▶ [THE REQUEST]: Every entry that follows needs to be repeated exactly.

▶ [LISTED RECORDS]:

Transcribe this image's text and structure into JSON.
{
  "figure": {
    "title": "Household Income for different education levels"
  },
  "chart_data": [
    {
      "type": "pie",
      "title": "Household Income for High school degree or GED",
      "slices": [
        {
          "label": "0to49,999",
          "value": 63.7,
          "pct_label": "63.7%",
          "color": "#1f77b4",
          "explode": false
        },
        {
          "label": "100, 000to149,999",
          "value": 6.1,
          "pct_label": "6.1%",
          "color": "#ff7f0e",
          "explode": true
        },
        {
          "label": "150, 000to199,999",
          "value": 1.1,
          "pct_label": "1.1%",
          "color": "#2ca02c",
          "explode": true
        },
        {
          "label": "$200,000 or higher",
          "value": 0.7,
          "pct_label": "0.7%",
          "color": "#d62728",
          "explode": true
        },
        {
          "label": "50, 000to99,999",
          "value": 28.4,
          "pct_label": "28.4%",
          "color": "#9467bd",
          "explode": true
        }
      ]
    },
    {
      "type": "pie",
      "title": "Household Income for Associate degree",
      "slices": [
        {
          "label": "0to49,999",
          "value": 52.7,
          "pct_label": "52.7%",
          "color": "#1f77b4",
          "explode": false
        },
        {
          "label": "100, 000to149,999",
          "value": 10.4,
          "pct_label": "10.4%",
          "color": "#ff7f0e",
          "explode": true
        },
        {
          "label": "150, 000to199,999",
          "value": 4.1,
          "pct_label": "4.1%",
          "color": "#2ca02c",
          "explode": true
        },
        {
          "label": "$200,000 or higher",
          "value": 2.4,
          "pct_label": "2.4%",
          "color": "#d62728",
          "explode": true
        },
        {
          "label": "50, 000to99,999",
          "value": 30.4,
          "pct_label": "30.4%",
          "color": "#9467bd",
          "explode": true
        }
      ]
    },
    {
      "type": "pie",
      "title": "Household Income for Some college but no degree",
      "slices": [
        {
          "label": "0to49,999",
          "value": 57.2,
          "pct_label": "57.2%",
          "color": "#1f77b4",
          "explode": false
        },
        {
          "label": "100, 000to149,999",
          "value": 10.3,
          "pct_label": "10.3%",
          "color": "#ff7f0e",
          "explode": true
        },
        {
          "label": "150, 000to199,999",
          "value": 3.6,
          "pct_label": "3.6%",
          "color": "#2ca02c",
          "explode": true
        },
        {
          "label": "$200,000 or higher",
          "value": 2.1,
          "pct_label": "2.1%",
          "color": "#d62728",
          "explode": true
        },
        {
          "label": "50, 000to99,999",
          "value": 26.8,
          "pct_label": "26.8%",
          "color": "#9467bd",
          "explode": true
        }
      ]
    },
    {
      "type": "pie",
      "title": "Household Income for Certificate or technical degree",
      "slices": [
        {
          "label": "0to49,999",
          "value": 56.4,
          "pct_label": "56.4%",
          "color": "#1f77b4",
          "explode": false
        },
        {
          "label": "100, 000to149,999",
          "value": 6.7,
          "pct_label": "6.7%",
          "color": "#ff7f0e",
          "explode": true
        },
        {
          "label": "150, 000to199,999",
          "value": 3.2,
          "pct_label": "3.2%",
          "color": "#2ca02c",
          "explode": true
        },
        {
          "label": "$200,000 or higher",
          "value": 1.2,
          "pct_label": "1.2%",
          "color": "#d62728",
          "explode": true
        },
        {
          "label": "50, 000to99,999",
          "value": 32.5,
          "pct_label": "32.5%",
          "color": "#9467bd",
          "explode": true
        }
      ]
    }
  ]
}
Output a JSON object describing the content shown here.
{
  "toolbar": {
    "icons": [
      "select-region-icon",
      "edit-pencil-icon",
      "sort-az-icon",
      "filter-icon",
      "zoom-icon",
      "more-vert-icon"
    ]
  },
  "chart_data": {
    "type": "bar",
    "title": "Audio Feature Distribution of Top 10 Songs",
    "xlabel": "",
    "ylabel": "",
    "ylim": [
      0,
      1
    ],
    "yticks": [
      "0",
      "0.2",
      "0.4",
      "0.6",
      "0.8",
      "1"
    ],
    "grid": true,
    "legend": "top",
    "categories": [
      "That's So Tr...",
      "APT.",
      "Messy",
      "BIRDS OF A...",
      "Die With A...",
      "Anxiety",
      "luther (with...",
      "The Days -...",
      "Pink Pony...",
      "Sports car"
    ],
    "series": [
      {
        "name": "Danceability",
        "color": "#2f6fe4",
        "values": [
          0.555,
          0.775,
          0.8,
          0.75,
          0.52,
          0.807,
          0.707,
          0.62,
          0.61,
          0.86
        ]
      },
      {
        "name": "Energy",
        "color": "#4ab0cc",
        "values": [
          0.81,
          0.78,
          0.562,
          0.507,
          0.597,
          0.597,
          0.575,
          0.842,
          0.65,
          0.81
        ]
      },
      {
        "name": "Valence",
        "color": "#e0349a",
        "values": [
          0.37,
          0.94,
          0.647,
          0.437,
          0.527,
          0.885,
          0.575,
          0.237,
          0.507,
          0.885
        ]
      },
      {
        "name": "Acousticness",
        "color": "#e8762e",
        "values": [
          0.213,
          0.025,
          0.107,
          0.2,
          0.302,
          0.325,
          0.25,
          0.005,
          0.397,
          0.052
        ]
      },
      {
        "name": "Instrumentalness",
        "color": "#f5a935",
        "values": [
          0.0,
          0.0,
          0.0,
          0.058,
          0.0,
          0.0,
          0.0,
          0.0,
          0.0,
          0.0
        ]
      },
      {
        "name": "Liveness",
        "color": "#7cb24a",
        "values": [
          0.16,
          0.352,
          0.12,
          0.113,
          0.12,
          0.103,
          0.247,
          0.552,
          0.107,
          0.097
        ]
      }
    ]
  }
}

▶ [ANSWER TO THE TASK]:
Transcribe this image's text and structure into JSON.
{
  "figure": {
    "title": "Household Income for different education levels"
  },
  "chart_data": [
    {
      "type": "pie",
      "title": "Household Income for High school degree or GED",
      "slices": [
        {
          "label": "0to49,999",
          "value": 63.7,
          "pct_label": "63.7%",
          "color": "#1f77b4",
          "explode": false
        },
        {
          "label": "100, 000to149,999",
          "value": 6.1,
          "pct_label": "6.1%",
          "color": "#ff7f0e",
          "explode": true
        },
        {
          "label": "150, 000to199,999",
          "value": 1.1,
          "pct_label": "1.1%",
          "color": "#2ca02c",
          "explode": true
        },
        {
          "label": "$200,000 or higher",
          "value": 0.7,
          "pct_label": "0.7%",
          "color": "#d62728",
          "explode": true
        },
        {
          "label": "50, 000to99,999",
          "value": 28.4,
          "pct_label": "28.4%",
          "color": "#9467bd",
          "explode": true
        }
      ]
    },
    {
      "type": "pie",
      "title": "Household Income for Associate degree",
      "slices": [
        {
          "label": "0to49,999",
          "value": 52.7,
          "pct_label": "52.7%",
          "color": "#1f77b4",
          "explode": false
        },
        {
          "label": "100, 000to149,999",
          "value": 10.4,
          "pct_label": "10.4%",
          "color": "#ff7f0e",
          "explode": true
        },
        {
          "label": "150, 000to199,999",
          "value": 4.1,
          "pct_label": "4.1%",
          "color": "#2ca02c",
          "explode": true
        },
        {
          "label": "$200,000 or higher",
          "value": 2.4,
          "pct_label": "2.4%",
          "color": "#d62728",
          "explode": true
        },
        {
          "label": "50, 000to99,999",
          "value": 30.4,
          "pct_label": "30.4%",
          "color": "#9467bd",
          "explode": true
        }
      ]
    },
    {
      "type": "pie",
      "title": "Household Income for Some college but no degree",
      "slices": [
        {
          "label": "0to49,999",
          "value": 57.2,
          "pct_label": "57.2%",
          "color": "#1f77b4",
          "explode": false
        },
        {
          "label": "100, 000to149,999",
          "value": 10.3,
          "pct_label": "10.3%",
          "color": "#ff7f0e",
          "explode": true
        },
        {
          "label": "150, 000to199,999",
          "value": 3.6,
          "pct_label": "3.6%",
          "color": "#2ca02c",
          "explode": true
        },
        {
          "label": "$200,000 or higher",
          "value": 2.1,
          "pct_label": "2.1%",
          "color": "#d62728",
          "explode": true
        },
        {
          "label": "50, 000to99,999",
          "value": 26.8,
          "pct_label": "26.8%",
          "color": "#9467bd",
          "explode": true
        }
      ]
    },
    {
      "type": "pie",
      "title": "Household Income for Certificate or technical degree",
      "slices": [
        {
          "label": "0to49,999",
          "value": 56.4,
          "pct_label": "56.4%",
          "color": "#1f77b4",
          "explode": false
        },
        {
          "label": "100, 000to149,999",
          "value": 6.7,
          "pct_label": "6.7%",
          "color": "#ff7f0e",
          "explode": true
        },
        {
          "label": "150, 000to199,999",
          "value": 3.2,
          "pct_label": "3.2%",
          "color": "#2ca02c",
          "explode": true
        },
        {
          "label": "$200,000 or higher",
          "value": 1.2,
          "pct_label": "1.2%",
          "color": "#d62728",
          "explode": true
        },
        {
          "label": "50, 000to99,999",
          "value": 32.5,
          "pct_label": "32.5%",
          "color": "#9467bd",
          "explode": true
        }
      ]
    }
  ]
}
Output a JSON object describing the content shown here.
{
  "toolbar": {
    "icons": [
      "select-region-icon",
      "edit-pencil-icon",
      "sort-az-icon",
      "filter-icon",
      "zoom-icon",
      "more-vert-icon"
    ]
  },
  "chart_data": {
    "type": "bar",
    "title": "Audio Feature Distribution of Top 10 Songs",
    "xlabel": "",
    "ylabel": "",
    "ylim": [
      0,
      1
    ],
    "yticks": [
      "0",
      "0.2",
      "0.4",
      "0.6",
      "0.8",
      "1"
    ],
    "grid": true,
    "legend": "top",
    "categories": [
      "That's So Tr...",
      "APT.",
      "Messy",
      "BIRDS OF A...",
      "Die With A...",
      "Anxiety",
      "luther (with...",
      "The Days -...",
      "Pink Pony...",
      "Sports car"
    ],
    "series": [
      {
        "name": "Danceability",
        "color": "#2f6fe4",
        "values": [
          0.555,
          0.775,
          0.8,
          0.75,
          0.52,
          0.807,
          0.707,
          0.62,
          0.61,
          0.86
        ]
      },
      {
        "name": "Energy",
        "color": "#4ab0cc",
        "values": [
          0.81,
          0.78,
          0.562,
          0.507,
          0.597,
          0.597,
          0.575,
          0.842,
          0.65,
          0.81
        ]
      },
      {
        "name": "Valence",
        "color": "#e0349a",
        "values": [
          0.37,
          0.94,
          0.647,
          0.437,
          0.527,
          0.885,
          0.575,
          0.237,
          0.507,
          0.885
        ]
      },
      {
        "name": "Acousticness",
        "color": "#e8762e",
        "values": [
          0.213,
          0.025,
          0.107,
          0.2,
          0.302,
          0.325,
          0.25,
          0.005,
          0.397,
          0.052
        ]
      },
      {
        "name": "Instrumentalness",
        "color": "#f5a935",
        "values": [
          0.0,
          0.0,
          0.0,
          0.058,
          0.0,
          0.0,
          0.0,
          0.0,
          0.0,
          0.0
        ]
      },
      {
        "name": "Liveness",
        "color": "#7cb24a",
        "values": [
          0.16,
          0.352,
          0.12,
          0.113,
          0.12,
          0.103,
          0.247,
          0.552,
          0.107,
          0.097
        ]
      }
    ]
  }
}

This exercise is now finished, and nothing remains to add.